* [Texte source]:

Il ne s’agit pas, chacun l’aura compris, de faire oublier ou de discipliner la
ville, comme on l’entend trop souvent. Il s’agit d’y vivre et de la faire vivre
autrement, de la partager, de la faire respirer, d’y dessiner les contours
d’une nouvelle intelligence entre l’homme et son environnement. Les
racines du mot « nature », je l’ai rappelé, évoque la vie, la naissance. Je
suis convaincu que la Cité de l’architecture et du patrimoine, à travers ce
cycle, contribuera à faire naître de nouvelles images et de nouvelles
possibilités pour la ville de demain.
La force de ce cycle « Ville et Nature » est aussi là : révéler un regard
curieux et éclectique pour se confronter à la multiplicité des
expérimentations sur le paysage. C’est pourquoi je tiens à exprimer ma
reconnaissance à toutes celles et ceux qui l’ont rendu possible – François
de Mazières en premier lieu mais aussi les commissaires, scénographes,
paysagistes et architectes qui ont apporté leur pierre à cette « Ville
fertile ». La déambulation dans ce grand jardin qu’est devenu la Cité de
l’architecture et du patrimoine est passionnante, et je forme le voeu que
cette expérience originale soit partagée par un très large public.

* [Données]:
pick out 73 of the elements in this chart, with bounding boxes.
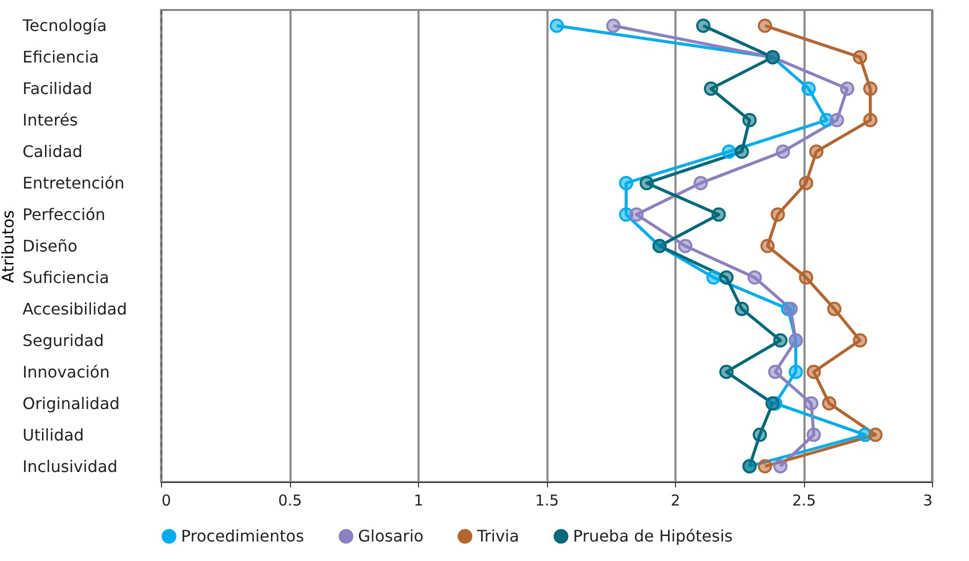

* [Consigne]:
Selon l'extrait consacré au cycle « Ville et Nature », qu'est-ce qui motive l'expression de reconnaissance envers celles et ceux qui ont rendu ce cycle possible ? Répondez en une à trois phrases.

* [Réponse attendue]:
Cette reconnaissance découle de la force du cycle « Ville et Nature », qui consiste à révéler un regard curieux et éclectique pour se confronter à la multiplicité des expérimentations sur le paysage. C'est pourquoi sont remerciés François de Mazières en premier lieu, puis les commissaires, scénographes, paysagistes et architectes.